## GIVEN TEXT
________________________________________

Regression Model Covariates
Eating breakfast and exercising before the post-CBT blood draw increased CTx-1 concentrations. Protein-rich food (eg, meat, eggs, milk) consumption can alter the concentrations of collagen byproducts in serum, which may be incorrectly identified as bone-resorption byproducts.13 Exercise can also lead to artificially elevated levels of bone biomarker serum concentrations.13,15 Thus, we statistically controlled for both eating breakfast and exercise before the post-CBT blood draws.
Our study was not without limitations that should be considered when interpreting the results. The first limitation was the cross-sectional design. Serum samples were only collected post-CBT, but understanding how bone biomarkers change across time during military training is also important and may be a better predictor of the risk of SFx.1,14 Second, we were unable to obtain resting or fasting blood samples, which would have interfered with normal military training. However, military personnel eat a standardized diet, so the risk of sample contamination from food consumption was equally likely for all participants.29 We also controlled for food and exercise contamination in our statistical models. Third, only healthy male cadets were examined, as we aimed to limit the possible effects of confounding variables, such as sex. It is known that males and females display different movement patterns,17 bone biomarkers can be influenced by the female menstrual cycle,13 and bone biomarkers respond differently to military training in male and female populations.1,14 Thus, our findings cannot be generalized to females or other vulnerable populations. Finally, we did not directly examine the risk of SFx; instead, we used biomarkers that are representative of bone health but not direct proxies for the SFx risk.

________________________________________

Source records:
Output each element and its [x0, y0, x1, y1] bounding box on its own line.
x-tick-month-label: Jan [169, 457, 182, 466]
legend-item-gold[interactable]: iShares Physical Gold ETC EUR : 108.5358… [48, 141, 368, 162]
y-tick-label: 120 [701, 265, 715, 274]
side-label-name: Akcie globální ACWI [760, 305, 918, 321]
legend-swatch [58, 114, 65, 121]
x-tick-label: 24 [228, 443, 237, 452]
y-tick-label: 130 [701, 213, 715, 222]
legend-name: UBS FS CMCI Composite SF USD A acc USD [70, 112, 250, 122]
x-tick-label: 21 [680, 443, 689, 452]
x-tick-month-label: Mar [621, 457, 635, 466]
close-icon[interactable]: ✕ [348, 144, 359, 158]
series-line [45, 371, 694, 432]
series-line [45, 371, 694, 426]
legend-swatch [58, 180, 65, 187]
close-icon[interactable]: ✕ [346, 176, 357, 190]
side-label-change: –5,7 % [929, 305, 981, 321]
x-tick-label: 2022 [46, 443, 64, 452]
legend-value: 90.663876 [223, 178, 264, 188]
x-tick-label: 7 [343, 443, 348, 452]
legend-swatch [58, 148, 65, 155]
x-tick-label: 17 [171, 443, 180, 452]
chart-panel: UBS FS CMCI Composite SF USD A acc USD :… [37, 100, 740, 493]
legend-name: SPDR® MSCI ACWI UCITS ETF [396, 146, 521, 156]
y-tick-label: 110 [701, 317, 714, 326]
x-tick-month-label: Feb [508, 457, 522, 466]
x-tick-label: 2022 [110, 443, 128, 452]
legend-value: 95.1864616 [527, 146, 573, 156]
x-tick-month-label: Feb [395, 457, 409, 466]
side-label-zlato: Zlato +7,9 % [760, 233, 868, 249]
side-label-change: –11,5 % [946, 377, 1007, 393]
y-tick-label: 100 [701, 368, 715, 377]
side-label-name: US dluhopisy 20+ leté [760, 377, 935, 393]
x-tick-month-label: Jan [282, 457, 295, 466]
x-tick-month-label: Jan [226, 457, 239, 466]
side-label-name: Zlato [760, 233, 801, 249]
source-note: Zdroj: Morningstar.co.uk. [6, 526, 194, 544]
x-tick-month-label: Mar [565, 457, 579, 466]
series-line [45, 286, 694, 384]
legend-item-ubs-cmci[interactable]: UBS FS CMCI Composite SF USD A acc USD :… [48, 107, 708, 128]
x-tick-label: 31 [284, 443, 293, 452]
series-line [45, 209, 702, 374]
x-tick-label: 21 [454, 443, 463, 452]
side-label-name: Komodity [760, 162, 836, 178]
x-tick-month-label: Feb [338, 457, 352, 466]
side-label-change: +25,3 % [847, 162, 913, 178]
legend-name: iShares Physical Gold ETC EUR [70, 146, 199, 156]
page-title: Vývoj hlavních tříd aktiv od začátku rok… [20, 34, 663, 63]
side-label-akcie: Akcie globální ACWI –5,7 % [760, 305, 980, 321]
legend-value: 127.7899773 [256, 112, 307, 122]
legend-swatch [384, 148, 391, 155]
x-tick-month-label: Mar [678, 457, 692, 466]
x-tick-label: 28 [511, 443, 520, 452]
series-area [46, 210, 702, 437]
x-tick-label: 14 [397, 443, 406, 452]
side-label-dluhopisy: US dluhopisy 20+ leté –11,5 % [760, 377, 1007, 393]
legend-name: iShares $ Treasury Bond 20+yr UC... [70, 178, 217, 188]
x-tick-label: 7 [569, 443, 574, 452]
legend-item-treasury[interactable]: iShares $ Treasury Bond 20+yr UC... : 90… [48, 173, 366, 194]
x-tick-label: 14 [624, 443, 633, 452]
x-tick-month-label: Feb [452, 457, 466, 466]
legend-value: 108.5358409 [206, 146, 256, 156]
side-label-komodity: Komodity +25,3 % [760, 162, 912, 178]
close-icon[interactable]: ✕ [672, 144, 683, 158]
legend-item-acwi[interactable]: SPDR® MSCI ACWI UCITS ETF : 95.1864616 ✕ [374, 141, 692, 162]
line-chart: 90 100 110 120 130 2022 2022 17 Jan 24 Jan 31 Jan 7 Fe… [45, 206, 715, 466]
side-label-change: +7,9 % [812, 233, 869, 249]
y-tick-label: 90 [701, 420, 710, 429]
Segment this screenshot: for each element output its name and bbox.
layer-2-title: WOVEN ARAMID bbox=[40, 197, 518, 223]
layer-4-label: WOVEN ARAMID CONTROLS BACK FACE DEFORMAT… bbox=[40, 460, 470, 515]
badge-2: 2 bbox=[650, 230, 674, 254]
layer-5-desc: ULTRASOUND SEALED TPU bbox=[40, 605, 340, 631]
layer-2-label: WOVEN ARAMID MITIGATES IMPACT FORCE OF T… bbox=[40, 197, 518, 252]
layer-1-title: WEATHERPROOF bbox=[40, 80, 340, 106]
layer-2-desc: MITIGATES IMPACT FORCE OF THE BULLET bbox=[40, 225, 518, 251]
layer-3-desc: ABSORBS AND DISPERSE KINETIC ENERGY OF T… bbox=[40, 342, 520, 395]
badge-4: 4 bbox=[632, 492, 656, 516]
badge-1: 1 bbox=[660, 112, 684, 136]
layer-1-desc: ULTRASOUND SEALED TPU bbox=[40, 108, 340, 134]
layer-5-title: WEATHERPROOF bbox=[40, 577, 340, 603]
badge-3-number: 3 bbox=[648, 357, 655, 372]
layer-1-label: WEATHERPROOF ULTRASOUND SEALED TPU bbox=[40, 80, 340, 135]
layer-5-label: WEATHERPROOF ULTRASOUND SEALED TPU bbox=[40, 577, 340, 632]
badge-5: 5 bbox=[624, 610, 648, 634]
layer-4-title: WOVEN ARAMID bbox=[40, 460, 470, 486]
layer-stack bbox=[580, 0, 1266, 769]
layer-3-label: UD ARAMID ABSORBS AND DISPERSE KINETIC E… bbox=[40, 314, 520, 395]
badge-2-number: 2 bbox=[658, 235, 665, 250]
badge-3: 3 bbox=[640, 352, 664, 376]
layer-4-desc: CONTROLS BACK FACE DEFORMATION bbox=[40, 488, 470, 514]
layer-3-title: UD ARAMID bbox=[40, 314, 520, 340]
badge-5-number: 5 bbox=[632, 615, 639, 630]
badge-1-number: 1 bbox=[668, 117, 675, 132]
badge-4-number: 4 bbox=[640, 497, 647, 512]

________________________________________

## WHAT TO WORK ON
Retype the passage on regression model covariates word for word, from "Regression Model Covariates" to "post-CBT blood draws.".

## TASK OUTPUT
Regression Model Covariates
Eating breakfast and exercising before the post-CBT blood draw increased CTx-1 concentrations. Protein-rich food (eg, meat, eggs, milk) consumption can alter the concentrations of collagen byproducts in serum, which may be incorrectly identified as bone-resorption byproducts.13 Exercise can also lead to artificially elevated levels of bone biomarker serum concentrations.13,15 Thus, we statistically controlled for both eating breakfast and exercise before the post-CBT blood draws.